The pink fish is either a red or pink glofish, it's actually a danio. I'm guessing the bottom one is a bloodfin tetra. Both are schooling fish, and danios are pretty notable fin nippers, as well as being generally hypers fish that like a lot of room. Do you have an aquarium club in your area? You could also try and see if local aquarium store will take them.


----------



## qumaquarist (Aug 21, 2015)

RussellTheShihTzu said:


> I believe sometimes exceptions have to be made. Like I said before: Nothing is aquatics (or much else) is written in stone. If they are active and eating they are far better off with you than in a store's tanks.


I agree. I'm not a fish whisperer by any means. The schooling fish may very well be stressed and I would be oblivious to it. However, I do know that they're all eating well and I'm not noticing any visible signs of distress. That having been said, I'm 95% sure that if they go back to their previous home or a LFS they're as good as dead. It's not ideal but what can you do? Given their relatively low cost, these fish are often viewed as dispensable decorations. Sad, but true.



Mousie said:


> Those fish at the LFS generally do not stay in those tanks for long. Most stores get in new stock once a week (most stores in my area get new stock on Thursday, which is why I never shop on Wednesdays because the tanks are nearly empty). If you donate them back they'll at least have a chance to go home with someone who'll put them in a larger tank with their proper school size.


I study abroad and the fishkeeping hobby hasn't developed to the extent that it has in the States. Many of the most basic rules aren't observed. For instance, these fish were rescued from a tank with a plethora of other fish. Some of the horrors I witnessed were tropical fish being mixed with goldfish, severe fin deterioration on some of the fish, and a dead guppy being munched away at. All of this was in that single tank alone. :|

Even some of the "best" local fish stores that boast years or even decades of experience offer the worst advice.

I appreciate the wisdom and am inclined to agree with you, however, I think I'm just going to have to go with my gut here and keep the fish housed as they currently are.



Fin Fancier said:


> The pink fish is either a red or pink glofish, it's actually a danio. I'm guessing the bottom one is a bloodfin tetra. Both are schooling fish, and danios are pretty notable fin nippers, as well as being generally hypers fish that like a lot of room. Do you have an aquarium club in your area? You could also try and see if local aquarium store will take them.


Great. So I have two different species of schooling fish that are school-less. _*facepalm*_

I was told that they're both tetras. I guess that explains why they're never in close proximity to one another.

No, there's no aquarium clubs that I know of. Like I said, the hobby just isn't as common as it is in the States.


----------



## qumaquarist (Aug 21, 2015)

By the way, if it's not too much trouble, could someone please expand upon the question I initially posted?

> [Exercise task 1]:
Answer these questions from the aquarium forum thread:
(a) On which day do most stores in Mousie's area get new stock?
(b) What was being eaten in the tank the fish were rescued from?
(c) What species was the poster told both fish were?
> [Exercise task 2]: Could you revise the part of the aquarium forum thread starting at "I appreciate the" and ending at "to one another.", with "instincts" in place of "gut"?

> [Data rows]:
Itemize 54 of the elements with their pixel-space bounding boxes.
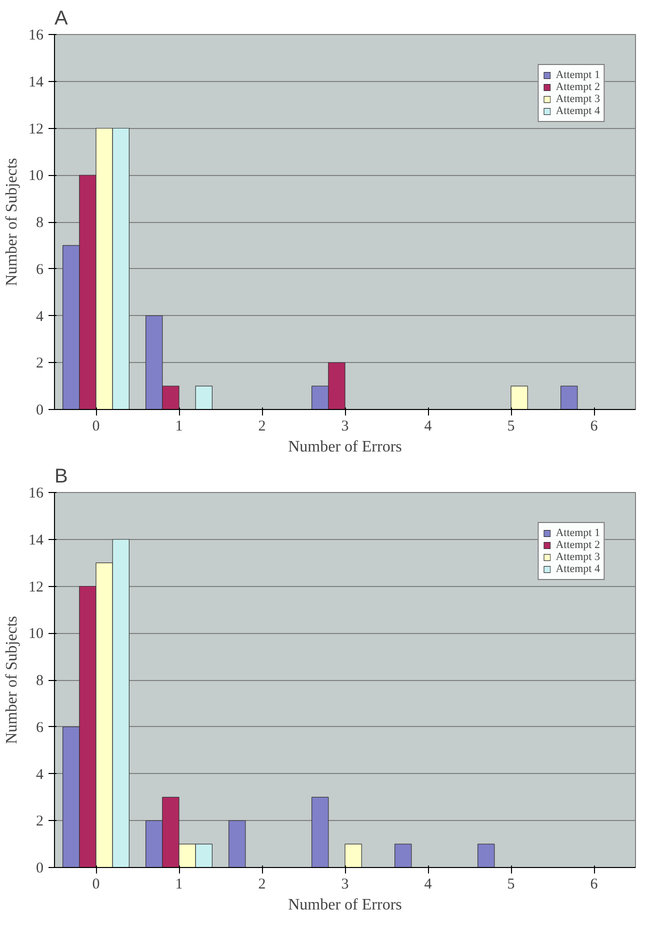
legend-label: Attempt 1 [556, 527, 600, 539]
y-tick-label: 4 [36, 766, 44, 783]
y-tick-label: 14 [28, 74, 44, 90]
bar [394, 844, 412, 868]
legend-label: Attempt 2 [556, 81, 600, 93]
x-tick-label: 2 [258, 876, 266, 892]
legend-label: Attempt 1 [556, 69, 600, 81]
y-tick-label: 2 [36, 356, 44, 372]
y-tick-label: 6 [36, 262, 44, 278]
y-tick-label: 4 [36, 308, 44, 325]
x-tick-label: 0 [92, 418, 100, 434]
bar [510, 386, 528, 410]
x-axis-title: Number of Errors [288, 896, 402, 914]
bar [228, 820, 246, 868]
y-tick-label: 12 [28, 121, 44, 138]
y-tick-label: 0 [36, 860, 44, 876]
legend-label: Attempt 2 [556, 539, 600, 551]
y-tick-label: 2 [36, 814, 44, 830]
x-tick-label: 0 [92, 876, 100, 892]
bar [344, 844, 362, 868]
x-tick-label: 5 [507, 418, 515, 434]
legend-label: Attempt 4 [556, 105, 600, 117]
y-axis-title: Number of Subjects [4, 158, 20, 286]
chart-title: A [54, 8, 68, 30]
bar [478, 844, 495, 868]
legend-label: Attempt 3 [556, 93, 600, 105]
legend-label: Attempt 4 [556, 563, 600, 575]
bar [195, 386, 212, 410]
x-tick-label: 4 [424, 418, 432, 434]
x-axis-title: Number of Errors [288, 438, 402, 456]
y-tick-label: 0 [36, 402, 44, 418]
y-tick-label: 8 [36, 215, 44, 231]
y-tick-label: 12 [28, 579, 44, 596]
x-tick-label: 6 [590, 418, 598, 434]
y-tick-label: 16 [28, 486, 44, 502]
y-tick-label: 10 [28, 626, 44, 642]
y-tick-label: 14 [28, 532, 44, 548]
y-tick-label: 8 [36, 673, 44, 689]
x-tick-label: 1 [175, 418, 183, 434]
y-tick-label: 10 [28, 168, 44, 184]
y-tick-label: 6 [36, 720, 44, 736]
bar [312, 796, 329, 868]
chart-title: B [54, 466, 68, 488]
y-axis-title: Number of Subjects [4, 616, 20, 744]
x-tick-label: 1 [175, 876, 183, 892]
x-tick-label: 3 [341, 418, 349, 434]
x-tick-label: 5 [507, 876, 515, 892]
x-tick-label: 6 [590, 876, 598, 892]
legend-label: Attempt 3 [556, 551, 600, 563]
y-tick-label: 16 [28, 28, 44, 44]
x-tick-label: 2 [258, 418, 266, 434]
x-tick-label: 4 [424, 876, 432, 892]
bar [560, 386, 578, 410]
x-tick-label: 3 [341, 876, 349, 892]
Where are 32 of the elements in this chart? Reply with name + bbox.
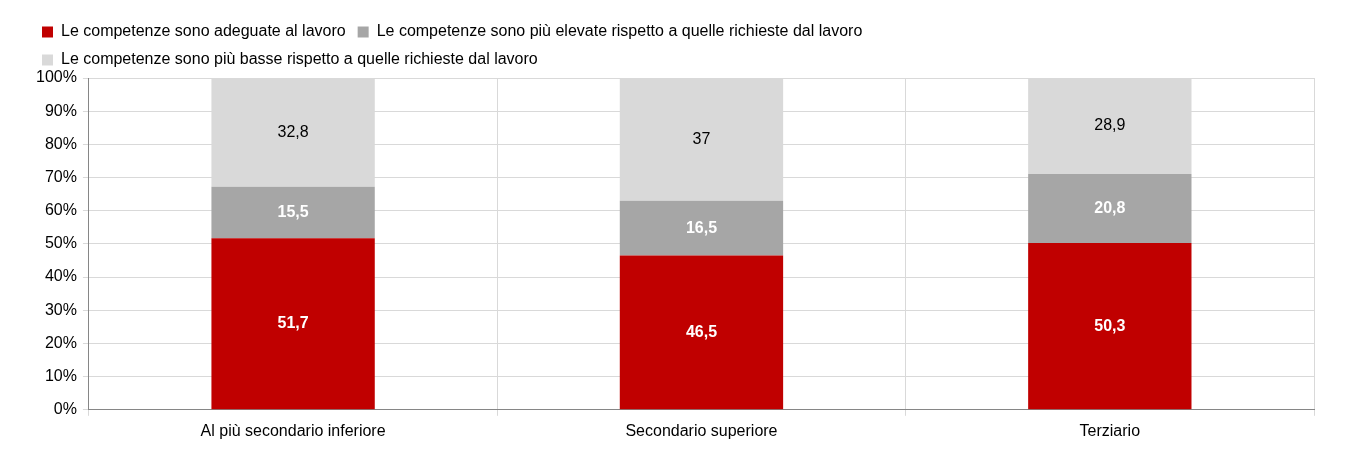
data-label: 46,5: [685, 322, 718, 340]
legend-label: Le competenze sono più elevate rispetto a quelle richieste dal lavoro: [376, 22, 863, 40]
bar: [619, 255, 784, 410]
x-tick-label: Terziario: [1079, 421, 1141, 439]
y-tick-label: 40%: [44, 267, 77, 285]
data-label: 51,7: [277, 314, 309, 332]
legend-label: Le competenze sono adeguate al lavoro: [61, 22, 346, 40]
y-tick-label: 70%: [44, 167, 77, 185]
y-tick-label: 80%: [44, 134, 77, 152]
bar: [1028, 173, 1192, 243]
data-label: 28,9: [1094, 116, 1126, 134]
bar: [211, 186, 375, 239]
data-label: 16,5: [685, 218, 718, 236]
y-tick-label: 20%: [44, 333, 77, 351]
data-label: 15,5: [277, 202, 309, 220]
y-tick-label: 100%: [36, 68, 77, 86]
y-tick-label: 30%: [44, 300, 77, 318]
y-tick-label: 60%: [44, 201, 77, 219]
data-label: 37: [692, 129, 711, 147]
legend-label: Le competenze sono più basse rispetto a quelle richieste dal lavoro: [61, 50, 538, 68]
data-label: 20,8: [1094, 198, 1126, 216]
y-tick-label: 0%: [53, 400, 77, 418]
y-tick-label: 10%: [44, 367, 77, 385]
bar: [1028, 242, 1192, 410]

> [Reply 1]:
(a) Thursday
(b) A dead guppy
(c) Tetras

> [Reply 2]:
I appreciate the wisdom and am inclined to agree with you, however, I think I'm just going to have to go with my instincts here and keep the fish housed as they currently are.



Fin Fancier said:


> The pink fish is either a red or pink glofish, it's actually a danio. I'm guessing the bottom one is a bloodfin tetra. Both are schooling fish, and danios are pretty notable fin nippers, as well as being generally hypers fish that like a lot of room. Do you have an aquarium club in your area? You could also try and see if local aquarium store will take them.


Great. So I have two different species of schooling fish that are school-less. _*facepalm*_

I was told that they're both tetras. I guess that explains why they're never in close proximity to one another.